>> START SUPPLIED ENTRIES

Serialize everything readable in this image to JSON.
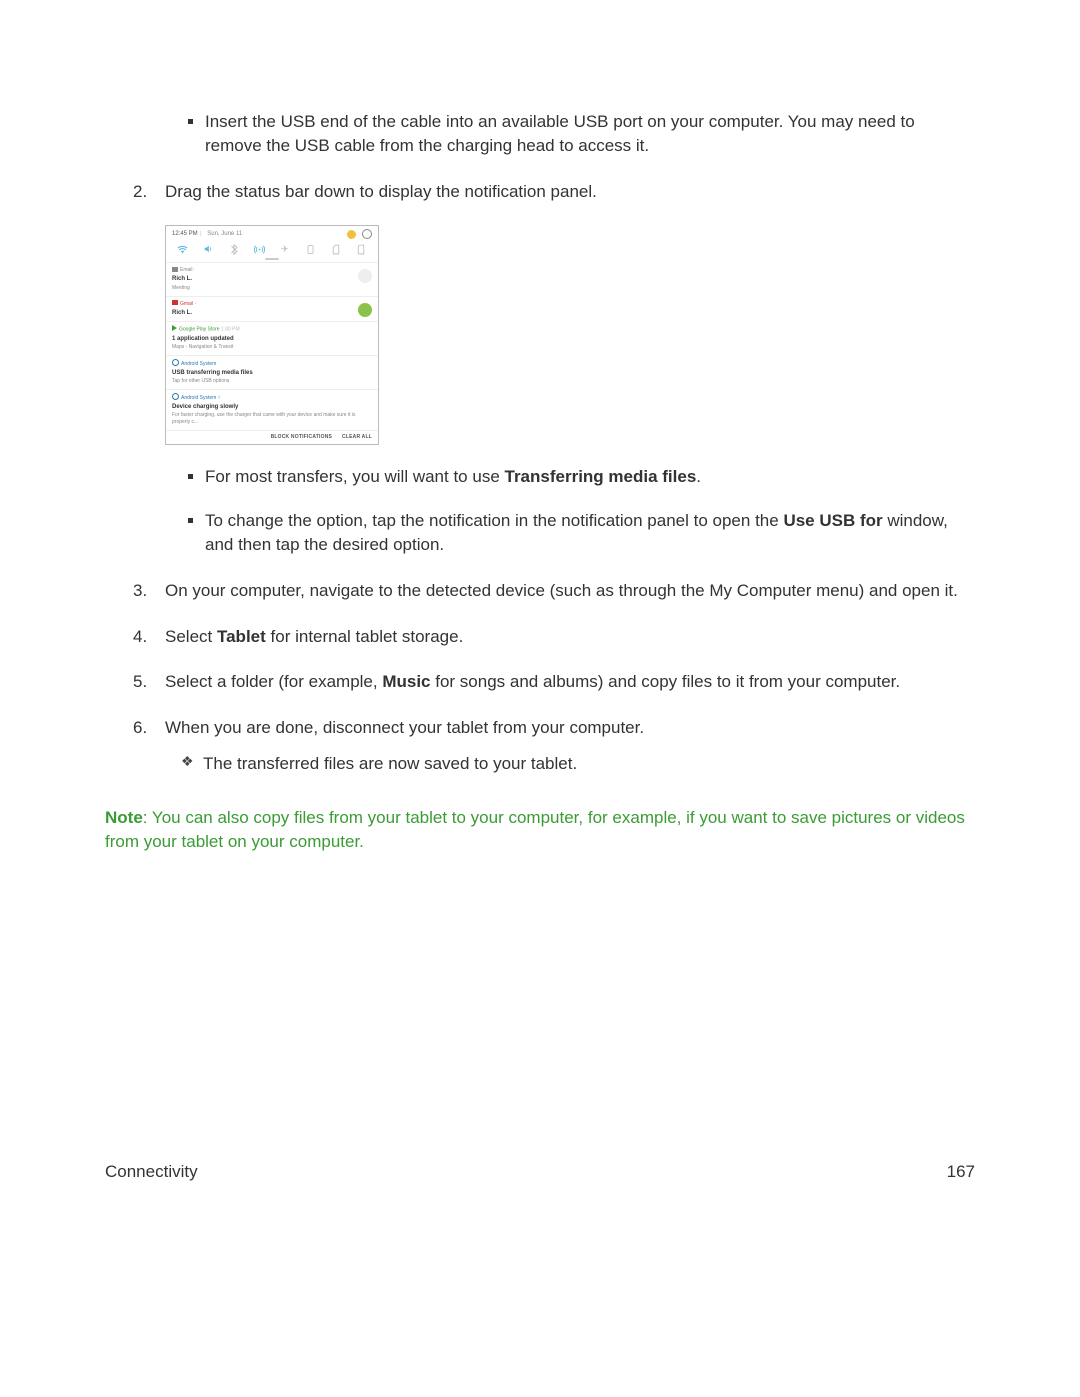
{
  "body": {
    "bullets_top": [
      "Insert the USB end of the cable into an available USB port on your computer. You may need to remove the USB cable from the charging head to access it."
    ],
    "step2": "Drag the status bar down to display the notification panel.",
    "bullets_mid": [
      {
        "pre": "For most transfers, you will want to use ",
        "bold": "Transferring media files",
        "post": "."
      },
      {
        "pre": "To change the option, tap the notification in the notification panel to open the ",
        "bold": "Use USB for",
        "post": " window, and then tap the desired option."
      }
    ],
    "step3": "On your computer, navigate to the detected device (such as through the My Computer menu) and open it.",
    "step4_pre": "Select ",
    "step4_bold": "Tablet",
    "step4_post": " for internal tablet storage.",
    "step5_pre": "Select a folder (for example, ",
    "step5_bold": "Music",
    "step5_post": " for songs and albums) and copy files to it from your computer.",
    "step6": "When you are done, disconnect your tablet from your computer.",
    "step6_sub": "The transferred files are now saved to your tablet."
  },
  "note": {
    "label": "Note",
    "text": ": You can also copy files from your tablet to your computer, for example, if you want to save pictures or videos from your tablet on your computer."
  },
  "footer": {
    "section": "Connectivity",
    "page": "167"
  },
  "np": {
    "time": "12:45 PM",
    "date": "Sun, June 11",
    "items": [
      {
        "app": "Email",
        "appClass": "",
        "iconClass": "email",
        "title": "Rich L.",
        "sub": "Meeting",
        "avatar": "grey"
      },
      {
        "app": "Gmail",
        "appClass": "red",
        "iconClass": "gmail",
        "title": "Rich L.",
        "sub": "",
        "avatar": "green"
      },
      {
        "app": "Google Play Store",
        "time": "1:40 PM",
        "appClass": "green",
        "iconClass": "play",
        "title": "1 application updated",
        "sub": "Maps - Navigation & Transit"
      },
      {
        "app": "Android System",
        "appClass": "blue",
        "iconClass": "info",
        "title": "USB transferring media files",
        "sub": "Tap for other USB options."
      },
      {
        "app": "Android System",
        "chevron": true,
        "appClass": "blue",
        "iconClass": "info",
        "title": "Device charging slowly",
        "sub": "For faster charging, use the charger that came with your device and make sure it is properly c..."
      }
    ],
    "actions": [
      "BLOCK NOTIFICATIONS",
      "CLEAR ALL"
    ]
  }
}
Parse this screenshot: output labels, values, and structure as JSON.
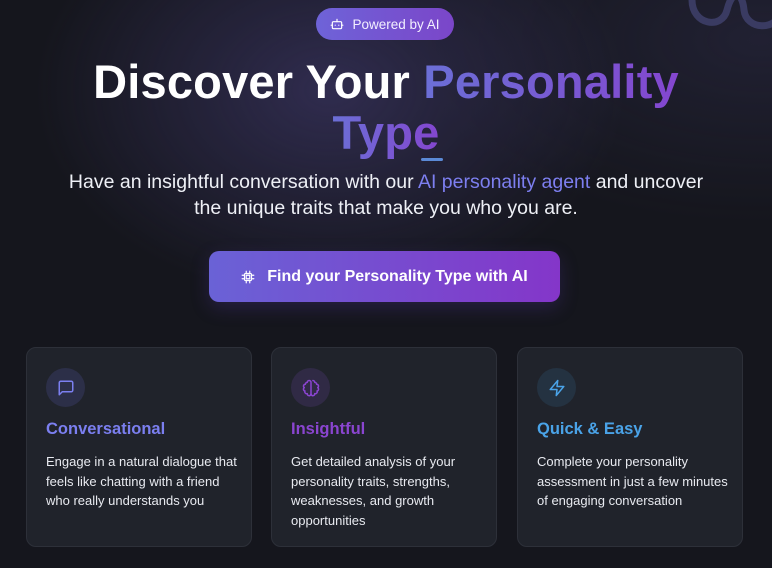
{
  "badge": {
    "label": "Powered by AI",
    "icon": "bot-icon"
  },
  "hero": {
    "title_plain": "Discover Your ",
    "title_accent_1": "Personality",
    "title_accent_2": "Type",
    "subtitle_pre": "Have an insightful conversation with our ",
    "subtitle_accent": "AI personality agent",
    "subtitle_post": " and uncover the unique traits that make you who you are."
  },
  "cta": {
    "label": "Find your Personality Type with AI",
    "icon": "chip-icon"
  },
  "features": [
    {
      "title": "Conversational",
      "description": "Engage in a natural dialogue that feels like chatting with a friend who really understands you",
      "icon": "message-square-icon",
      "color": "#7b7ff0"
    },
    {
      "title": "Insightful",
      "description": "Get detailed analysis of your personality traits, strengths, weaknesses, and growth opportunities",
      "icon": "brain-icon",
      "color": "#8a45d0"
    },
    {
      "title": "Quick & Easy",
      "description": "Complete your personality assessment in just a few minutes of engaging conversation",
      "icon": "zap-icon",
      "color": "#4aa3e8"
    }
  ]
}
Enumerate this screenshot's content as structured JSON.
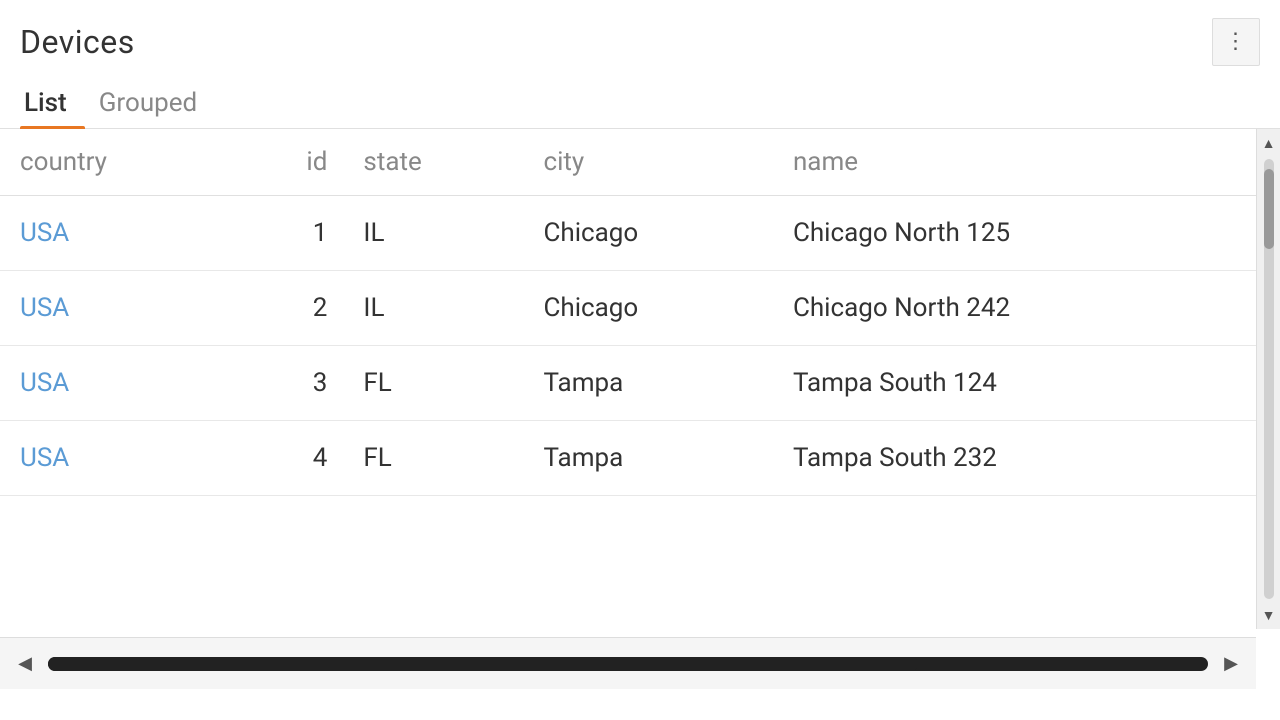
{
  "header": {
    "title": "Devices",
    "menu_label": "⋮"
  },
  "tabs": [
    {
      "id": "list",
      "label": "List",
      "active": true
    },
    {
      "id": "grouped",
      "label": "Grouped",
      "active": false
    }
  ],
  "table": {
    "columns": [
      {
        "id": "country",
        "label": "country",
        "align": "left"
      },
      {
        "id": "id",
        "label": "id",
        "align": "right"
      },
      {
        "id": "state",
        "label": "state",
        "align": "left"
      },
      {
        "id": "city",
        "label": "city",
        "align": "left"
      },
      {
        "id": "name",
        "label": "name",
        "align": "left"
      }
    ],
    "rows": [
      {
        "country": "USA",
        "id": "1",
        "state": "IL",
        "city": "Chicago",
        "name": "Chicago North 125"
      },
      {
        "country": "USA",
        "id": "2",
        "state": "IL",
        "city": "Chicago",
        "name": "Chicago North 242"
      },
      {
        "country": "USA",
        "id": "3",
        "state": "FL",
        "city": "Tampa",
        "name": "Tampa South 124"
      },
      {
        "country": "USA",
        "id": "4",
        "state": "FL",
        "city": "Tampa",
        "name": "Tampa South 232"
      }
    ]
  },
  "scrollbar": {
    "up_arrow": "▲",
    "down_arrow": "▼",
    "left_arrow": "◀",
    "right_arrow": "▶"
  }
}
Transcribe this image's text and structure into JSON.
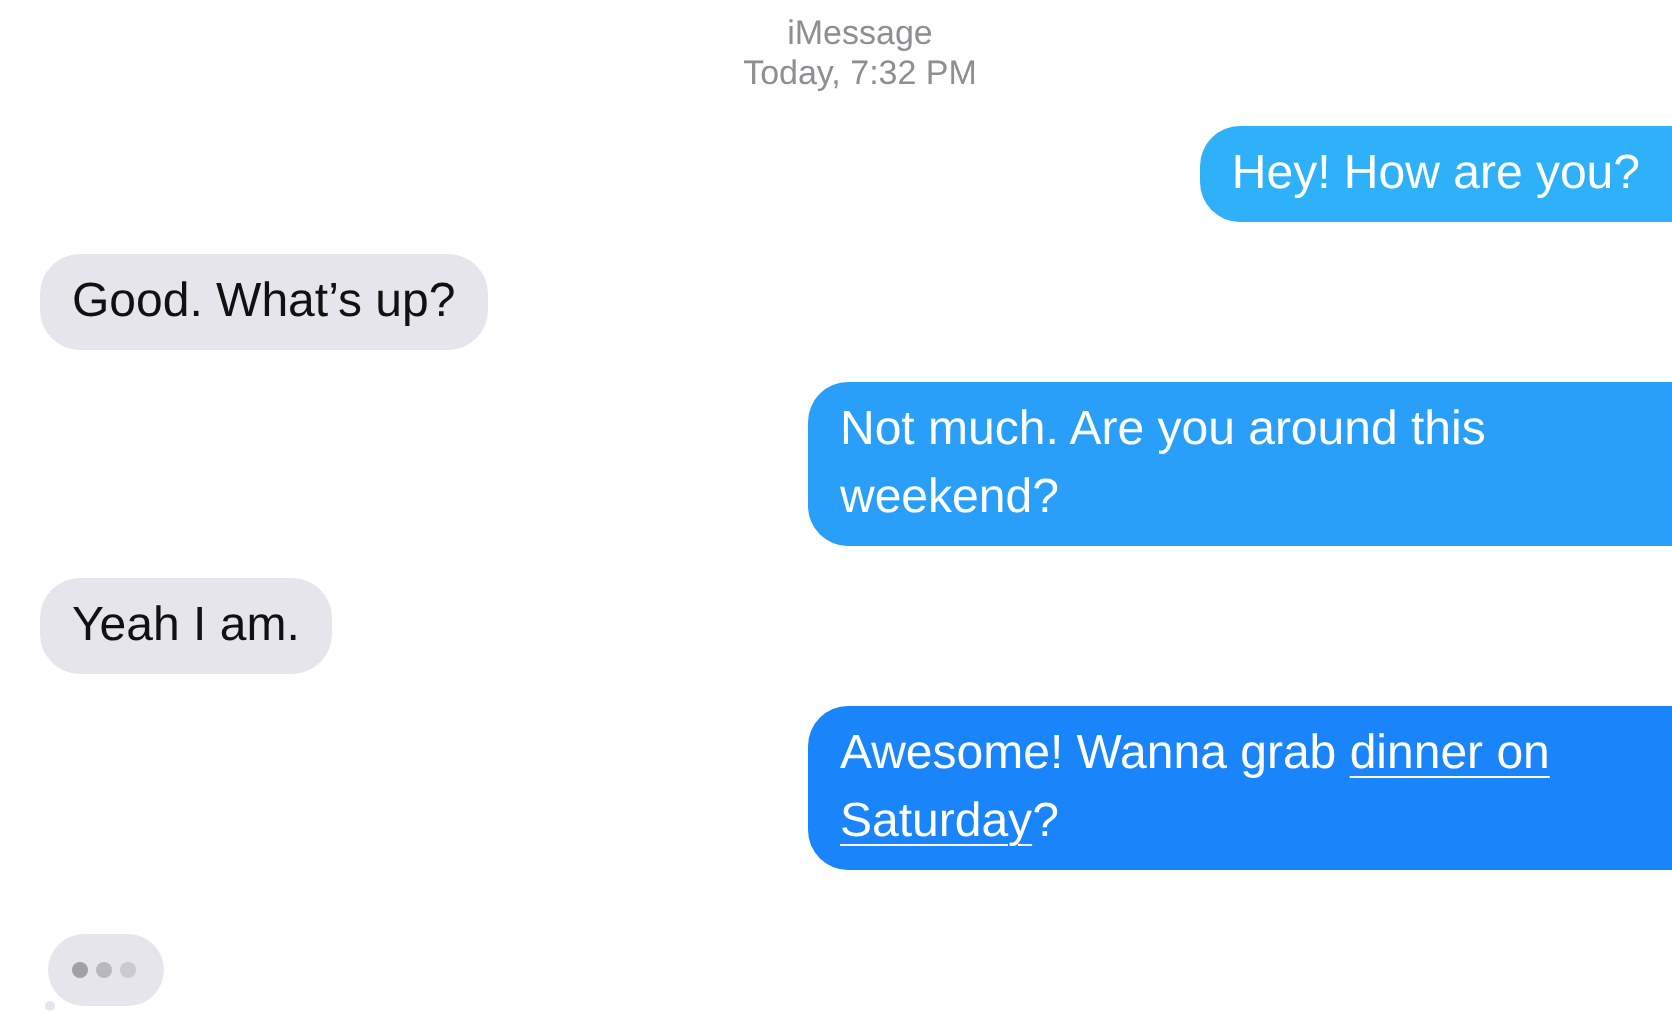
{
  "header": {
    "service": "iMessage",
    "timestamp": "Today, 7:32 PM"
  },
  "messages": [
    {
      "kind": "sent",
      "color": "#2eb1f9",
      "parts": [
        {
          "text": "Hey! How are you?"
        }
      ]
    },
    {
      "kind": "received",
      "color": "#e6e5eb",
      "parts": [
        {
          "text": "Good. What’s up?"
        }
      ]
    },
    {
      "kind": "sent",
      "color": "#2a9ff9",
      "parts": [
        {
          "text": "Not much. Are you around this weekend?"
        }
      ]
    },
    {
      "kind": "received",
      "color": "#e6e5eb",
      "parts": [
        {
          "text": "Yeah I am."
        }
      ]
    },
    {
      "kind": "sent",
      "color": "#1a84fb",
      "parts": [
        {
          "text": "Awesome! Wanna grab "
        },
        {
          "text": "dinner on",
          "kind": "link"
        },
        {
          "text": "Saturday",
          "kind": "link"
        },
        {
          "text": "?"
        }
      ]
    }
  ],
  "typing_indicator": {
    "kind": "received"
  }
}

>> END SUPPLIED ENTRIES

WHAT TO PRODUCE: Look for the word "text" and return every line where it occurs.

RESULT OF THIS EXERCISE:
    "text": ": You can also copy files from your tablet to your computer, for example, if you want to save pictures or videos from your tablet on your computer."
Transcribe this image's text and structure into JSON.
          "text": "Hey! How are you?"
          "text": "Good. What’s up?"
          "text": "Not much. Are you around this weekend?"
          "text": "Yeah I am."
          "text": "Awesome! Wanna grab "
          "text": "dinner on",
          "text": "Saturday",
          "text": "?"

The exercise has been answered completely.